▸ **WORK REQUIRED**
List each line holding the string "rebased".

▸ **RECORDS SHOWN**
*****
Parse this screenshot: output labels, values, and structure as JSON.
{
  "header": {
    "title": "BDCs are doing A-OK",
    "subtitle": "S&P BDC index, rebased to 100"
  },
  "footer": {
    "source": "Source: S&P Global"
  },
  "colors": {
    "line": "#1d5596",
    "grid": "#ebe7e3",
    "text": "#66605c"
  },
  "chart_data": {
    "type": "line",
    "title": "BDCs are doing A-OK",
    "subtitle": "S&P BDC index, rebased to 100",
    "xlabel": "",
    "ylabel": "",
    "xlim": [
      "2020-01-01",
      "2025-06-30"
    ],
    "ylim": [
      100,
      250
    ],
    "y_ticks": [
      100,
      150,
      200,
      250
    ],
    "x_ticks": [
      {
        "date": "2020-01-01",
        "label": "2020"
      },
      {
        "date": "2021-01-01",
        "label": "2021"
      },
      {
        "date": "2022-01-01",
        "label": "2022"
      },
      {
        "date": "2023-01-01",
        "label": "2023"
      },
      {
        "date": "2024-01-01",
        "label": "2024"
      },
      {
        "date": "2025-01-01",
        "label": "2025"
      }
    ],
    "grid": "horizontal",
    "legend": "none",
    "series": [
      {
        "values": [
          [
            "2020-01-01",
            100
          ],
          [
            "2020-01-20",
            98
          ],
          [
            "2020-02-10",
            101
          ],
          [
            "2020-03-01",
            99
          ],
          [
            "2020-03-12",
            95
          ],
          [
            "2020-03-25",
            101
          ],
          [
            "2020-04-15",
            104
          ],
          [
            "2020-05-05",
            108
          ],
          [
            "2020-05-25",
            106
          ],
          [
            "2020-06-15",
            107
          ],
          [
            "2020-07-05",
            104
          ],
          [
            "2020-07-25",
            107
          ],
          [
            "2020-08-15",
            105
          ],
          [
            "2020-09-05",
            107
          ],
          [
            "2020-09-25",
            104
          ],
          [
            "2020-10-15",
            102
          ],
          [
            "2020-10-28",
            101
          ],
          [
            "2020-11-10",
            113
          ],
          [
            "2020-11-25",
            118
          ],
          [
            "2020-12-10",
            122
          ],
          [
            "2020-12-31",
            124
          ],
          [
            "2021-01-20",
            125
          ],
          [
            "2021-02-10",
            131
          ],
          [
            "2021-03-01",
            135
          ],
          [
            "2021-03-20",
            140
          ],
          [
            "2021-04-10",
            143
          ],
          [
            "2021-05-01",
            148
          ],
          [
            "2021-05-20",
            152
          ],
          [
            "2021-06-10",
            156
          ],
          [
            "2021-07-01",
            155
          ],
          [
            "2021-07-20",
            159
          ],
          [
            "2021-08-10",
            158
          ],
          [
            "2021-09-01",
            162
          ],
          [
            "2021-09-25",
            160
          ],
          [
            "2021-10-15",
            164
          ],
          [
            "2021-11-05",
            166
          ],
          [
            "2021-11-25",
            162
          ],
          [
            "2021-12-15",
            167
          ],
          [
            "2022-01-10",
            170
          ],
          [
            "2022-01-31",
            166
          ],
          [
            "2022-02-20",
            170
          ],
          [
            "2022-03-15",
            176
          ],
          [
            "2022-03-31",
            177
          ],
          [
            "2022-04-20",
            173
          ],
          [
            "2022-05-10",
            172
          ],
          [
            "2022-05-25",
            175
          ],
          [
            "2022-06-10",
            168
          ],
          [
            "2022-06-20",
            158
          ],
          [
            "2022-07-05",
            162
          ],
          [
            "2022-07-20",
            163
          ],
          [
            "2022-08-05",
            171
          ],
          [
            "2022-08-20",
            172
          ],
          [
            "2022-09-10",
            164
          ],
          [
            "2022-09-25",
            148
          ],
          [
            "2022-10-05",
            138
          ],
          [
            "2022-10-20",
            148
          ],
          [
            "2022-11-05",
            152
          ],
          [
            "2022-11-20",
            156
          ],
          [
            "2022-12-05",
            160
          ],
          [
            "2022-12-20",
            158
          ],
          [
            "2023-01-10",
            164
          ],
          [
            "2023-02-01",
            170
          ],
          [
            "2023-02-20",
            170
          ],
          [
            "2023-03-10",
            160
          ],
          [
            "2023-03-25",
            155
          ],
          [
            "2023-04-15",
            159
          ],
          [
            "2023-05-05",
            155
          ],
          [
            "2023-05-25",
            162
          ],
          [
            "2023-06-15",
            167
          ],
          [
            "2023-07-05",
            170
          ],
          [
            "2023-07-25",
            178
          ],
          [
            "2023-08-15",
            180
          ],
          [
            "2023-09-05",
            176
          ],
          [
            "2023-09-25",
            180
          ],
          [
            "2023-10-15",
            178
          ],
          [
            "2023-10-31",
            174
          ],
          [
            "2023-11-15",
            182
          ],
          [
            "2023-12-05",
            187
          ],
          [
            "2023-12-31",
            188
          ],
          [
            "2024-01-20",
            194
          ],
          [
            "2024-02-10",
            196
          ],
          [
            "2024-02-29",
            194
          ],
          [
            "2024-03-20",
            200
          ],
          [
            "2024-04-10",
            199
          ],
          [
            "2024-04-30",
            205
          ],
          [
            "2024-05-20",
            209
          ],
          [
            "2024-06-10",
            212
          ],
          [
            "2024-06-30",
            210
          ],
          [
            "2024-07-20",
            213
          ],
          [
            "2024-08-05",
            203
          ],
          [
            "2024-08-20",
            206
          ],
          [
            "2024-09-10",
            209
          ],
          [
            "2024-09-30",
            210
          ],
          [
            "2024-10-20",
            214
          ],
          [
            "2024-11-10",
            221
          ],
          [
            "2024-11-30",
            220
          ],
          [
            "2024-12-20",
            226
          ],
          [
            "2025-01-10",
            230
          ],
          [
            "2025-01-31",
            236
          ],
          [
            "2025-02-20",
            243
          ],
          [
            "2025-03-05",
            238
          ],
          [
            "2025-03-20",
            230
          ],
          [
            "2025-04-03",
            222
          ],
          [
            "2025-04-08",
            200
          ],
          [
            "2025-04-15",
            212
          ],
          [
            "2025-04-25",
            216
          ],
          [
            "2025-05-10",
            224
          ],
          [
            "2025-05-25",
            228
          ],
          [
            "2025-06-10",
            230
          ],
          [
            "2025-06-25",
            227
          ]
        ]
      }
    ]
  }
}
*****
▸ **COMPLETED EXERCISE**
    "subtitle": "S&P BDC index, rebased to 100"
    "subtitle": "S&P BDC index, rebased to 100",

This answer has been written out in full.